+++ Available records +++
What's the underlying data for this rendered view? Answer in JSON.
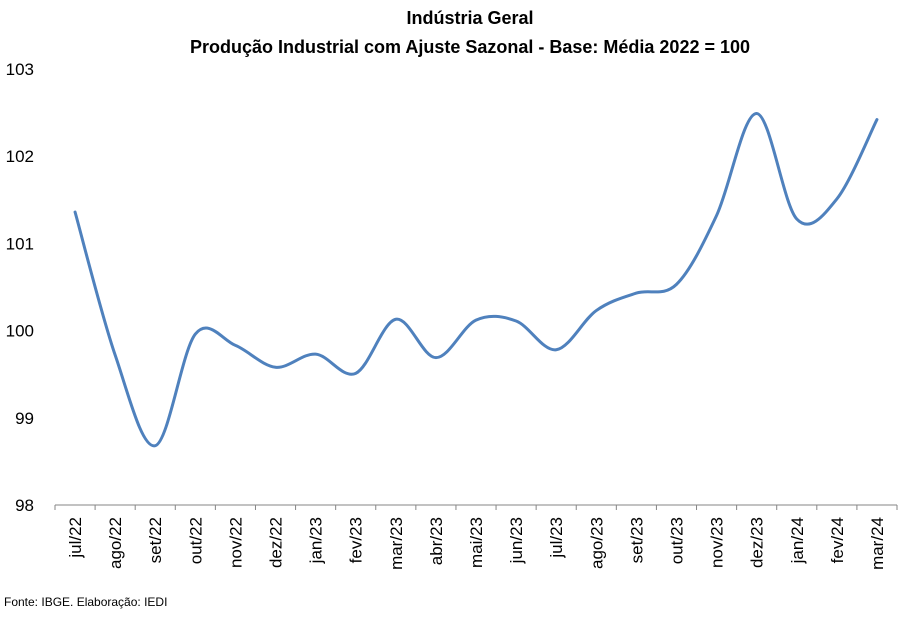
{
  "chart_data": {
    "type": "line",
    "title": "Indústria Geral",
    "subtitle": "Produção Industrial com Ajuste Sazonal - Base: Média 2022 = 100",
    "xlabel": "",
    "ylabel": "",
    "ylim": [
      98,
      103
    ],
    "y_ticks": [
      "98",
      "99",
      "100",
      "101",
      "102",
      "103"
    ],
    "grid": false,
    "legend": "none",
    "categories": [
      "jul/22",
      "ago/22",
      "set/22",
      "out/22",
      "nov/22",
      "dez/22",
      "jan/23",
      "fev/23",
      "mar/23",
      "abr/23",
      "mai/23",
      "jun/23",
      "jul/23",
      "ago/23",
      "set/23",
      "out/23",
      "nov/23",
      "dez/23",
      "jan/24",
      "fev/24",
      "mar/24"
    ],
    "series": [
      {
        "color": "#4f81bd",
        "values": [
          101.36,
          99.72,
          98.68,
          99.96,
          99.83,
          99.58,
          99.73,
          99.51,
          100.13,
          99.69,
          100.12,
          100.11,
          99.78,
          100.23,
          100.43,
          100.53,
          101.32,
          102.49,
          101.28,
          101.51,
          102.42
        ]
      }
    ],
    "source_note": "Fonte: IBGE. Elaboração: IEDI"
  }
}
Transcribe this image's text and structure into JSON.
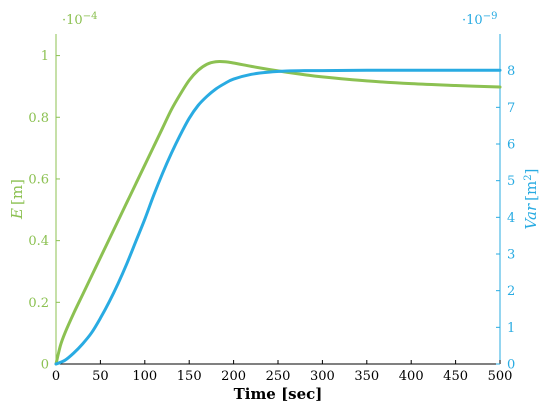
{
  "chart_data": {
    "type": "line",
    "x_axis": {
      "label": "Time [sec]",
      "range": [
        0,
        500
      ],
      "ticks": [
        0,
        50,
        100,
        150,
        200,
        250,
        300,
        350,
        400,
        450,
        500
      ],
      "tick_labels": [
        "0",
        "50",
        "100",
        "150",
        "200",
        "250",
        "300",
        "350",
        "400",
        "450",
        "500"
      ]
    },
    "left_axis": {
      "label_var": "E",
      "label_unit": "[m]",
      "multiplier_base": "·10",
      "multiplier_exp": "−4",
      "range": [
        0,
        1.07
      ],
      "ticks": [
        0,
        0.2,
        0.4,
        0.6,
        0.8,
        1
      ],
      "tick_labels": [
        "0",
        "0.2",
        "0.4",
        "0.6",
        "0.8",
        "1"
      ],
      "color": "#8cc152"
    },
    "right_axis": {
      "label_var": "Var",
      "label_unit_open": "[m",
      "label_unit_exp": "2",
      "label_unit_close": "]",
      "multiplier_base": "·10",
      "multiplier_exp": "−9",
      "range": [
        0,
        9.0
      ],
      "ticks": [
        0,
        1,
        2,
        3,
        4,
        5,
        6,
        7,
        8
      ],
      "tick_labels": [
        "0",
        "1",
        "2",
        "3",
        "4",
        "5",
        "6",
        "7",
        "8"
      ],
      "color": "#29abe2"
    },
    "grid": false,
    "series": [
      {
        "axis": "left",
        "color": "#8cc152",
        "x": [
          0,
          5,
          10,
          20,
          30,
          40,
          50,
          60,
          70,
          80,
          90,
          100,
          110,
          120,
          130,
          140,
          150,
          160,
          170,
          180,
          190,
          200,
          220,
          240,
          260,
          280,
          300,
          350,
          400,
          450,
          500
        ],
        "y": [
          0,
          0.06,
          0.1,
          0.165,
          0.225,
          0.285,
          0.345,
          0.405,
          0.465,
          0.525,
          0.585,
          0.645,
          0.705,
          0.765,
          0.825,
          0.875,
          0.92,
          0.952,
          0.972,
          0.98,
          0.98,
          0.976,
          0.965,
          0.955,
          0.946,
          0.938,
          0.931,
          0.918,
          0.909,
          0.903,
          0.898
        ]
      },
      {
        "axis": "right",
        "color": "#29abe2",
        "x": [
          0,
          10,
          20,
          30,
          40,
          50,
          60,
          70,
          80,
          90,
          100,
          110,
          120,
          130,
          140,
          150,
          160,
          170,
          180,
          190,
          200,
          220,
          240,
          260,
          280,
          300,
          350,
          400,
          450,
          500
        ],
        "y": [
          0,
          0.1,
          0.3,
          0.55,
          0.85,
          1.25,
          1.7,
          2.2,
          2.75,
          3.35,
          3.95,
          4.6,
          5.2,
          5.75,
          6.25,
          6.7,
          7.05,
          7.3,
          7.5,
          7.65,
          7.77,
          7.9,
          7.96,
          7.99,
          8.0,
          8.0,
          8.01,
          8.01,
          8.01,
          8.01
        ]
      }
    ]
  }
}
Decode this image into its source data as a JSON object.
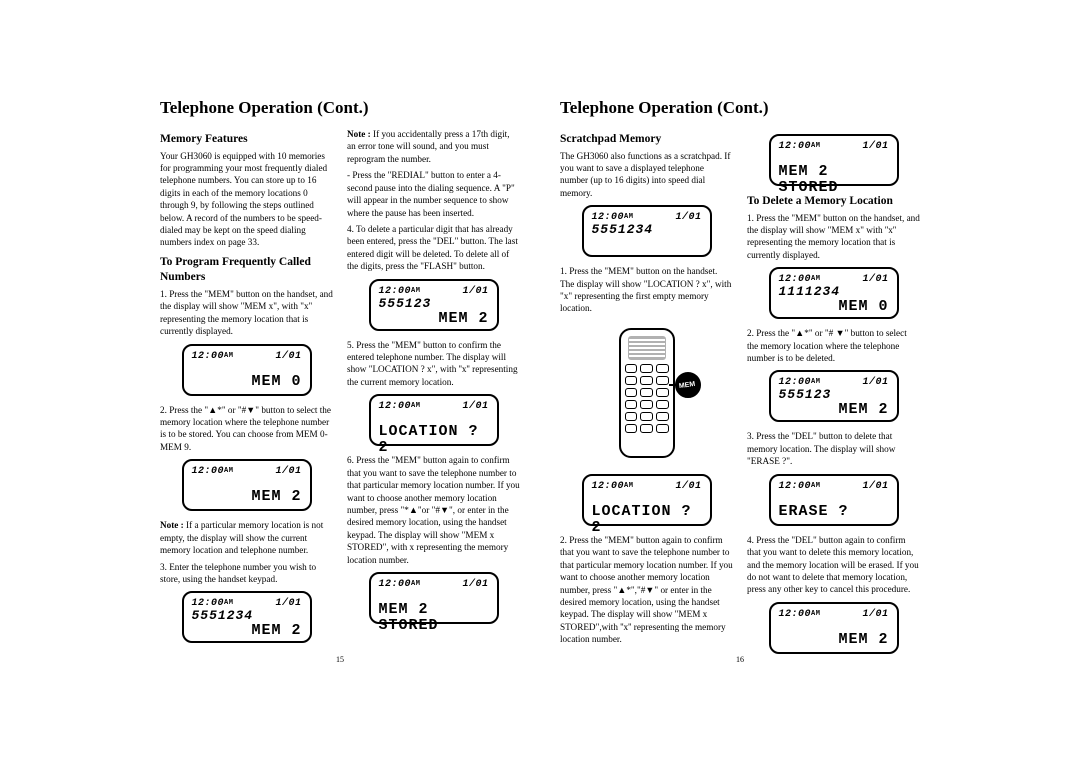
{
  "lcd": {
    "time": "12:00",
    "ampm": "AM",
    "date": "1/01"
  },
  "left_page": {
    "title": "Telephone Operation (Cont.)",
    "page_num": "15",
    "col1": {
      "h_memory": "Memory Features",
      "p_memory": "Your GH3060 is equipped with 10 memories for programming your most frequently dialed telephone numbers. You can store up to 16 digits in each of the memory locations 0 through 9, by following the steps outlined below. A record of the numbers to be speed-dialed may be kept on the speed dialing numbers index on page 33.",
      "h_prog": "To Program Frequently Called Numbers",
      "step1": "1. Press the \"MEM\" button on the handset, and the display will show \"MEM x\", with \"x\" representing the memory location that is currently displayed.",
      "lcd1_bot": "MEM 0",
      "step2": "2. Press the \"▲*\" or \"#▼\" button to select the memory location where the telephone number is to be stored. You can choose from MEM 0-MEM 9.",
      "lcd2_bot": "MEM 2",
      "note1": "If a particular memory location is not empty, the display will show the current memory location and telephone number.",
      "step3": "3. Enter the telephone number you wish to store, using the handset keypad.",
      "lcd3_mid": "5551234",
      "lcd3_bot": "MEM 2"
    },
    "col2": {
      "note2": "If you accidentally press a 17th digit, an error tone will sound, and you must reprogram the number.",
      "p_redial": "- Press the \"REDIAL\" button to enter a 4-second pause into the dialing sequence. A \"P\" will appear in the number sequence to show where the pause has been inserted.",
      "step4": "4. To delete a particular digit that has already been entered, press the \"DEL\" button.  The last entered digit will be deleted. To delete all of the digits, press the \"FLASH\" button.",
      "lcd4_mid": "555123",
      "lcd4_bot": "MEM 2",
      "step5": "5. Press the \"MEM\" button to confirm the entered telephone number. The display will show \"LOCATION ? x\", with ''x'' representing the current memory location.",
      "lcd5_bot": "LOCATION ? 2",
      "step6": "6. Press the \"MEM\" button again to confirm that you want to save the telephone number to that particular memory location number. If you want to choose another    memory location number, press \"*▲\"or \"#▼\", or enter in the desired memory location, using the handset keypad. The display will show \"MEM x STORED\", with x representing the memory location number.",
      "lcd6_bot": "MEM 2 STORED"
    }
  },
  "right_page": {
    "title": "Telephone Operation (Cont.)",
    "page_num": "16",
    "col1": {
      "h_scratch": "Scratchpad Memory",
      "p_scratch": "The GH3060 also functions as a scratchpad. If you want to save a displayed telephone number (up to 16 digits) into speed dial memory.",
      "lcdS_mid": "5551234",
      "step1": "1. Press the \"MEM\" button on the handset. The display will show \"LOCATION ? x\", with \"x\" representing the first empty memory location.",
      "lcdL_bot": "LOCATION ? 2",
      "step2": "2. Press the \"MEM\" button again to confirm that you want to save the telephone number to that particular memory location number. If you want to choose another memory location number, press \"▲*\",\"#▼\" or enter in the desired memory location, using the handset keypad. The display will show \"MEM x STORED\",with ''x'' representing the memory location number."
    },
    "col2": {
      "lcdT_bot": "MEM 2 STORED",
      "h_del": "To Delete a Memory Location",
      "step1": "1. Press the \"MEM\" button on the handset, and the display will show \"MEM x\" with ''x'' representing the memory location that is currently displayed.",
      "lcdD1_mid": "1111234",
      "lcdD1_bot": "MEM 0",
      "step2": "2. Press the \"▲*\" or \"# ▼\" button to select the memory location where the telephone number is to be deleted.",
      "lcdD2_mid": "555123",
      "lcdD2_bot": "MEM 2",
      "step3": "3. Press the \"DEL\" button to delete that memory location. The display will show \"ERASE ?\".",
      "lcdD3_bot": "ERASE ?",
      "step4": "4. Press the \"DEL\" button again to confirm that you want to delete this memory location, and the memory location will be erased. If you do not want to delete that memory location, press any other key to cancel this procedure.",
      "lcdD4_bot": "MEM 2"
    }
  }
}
+++
### Required work:
Go through the material and copy out every line with "using" in it.

### Exercise result:
      "step3": "3. Enter the telephone number you wish to store, using the handset keypad.",
      "step6": "6. Press the \"MEM\" button again to confirm that you want to save the telephone number to that particular memory location number. If you want to choose another    memory location number, press \"*▲\"or \"#▼\", or enter in the desired memory location, using the handset keypad. The display will show \"MEM x STORED\", with x representing the memory location number.",
      "step2": "2. Press the \"MEM\" button again to confirm that you want to save the telephone number to that particular memory location number. If you want to choose another memory location number, press \"▲*\",\"#▼\" or enter in the desired memory location, using the handset keypad. The display will show \"MEM x STORED\",with ''x'' representing the memory location number."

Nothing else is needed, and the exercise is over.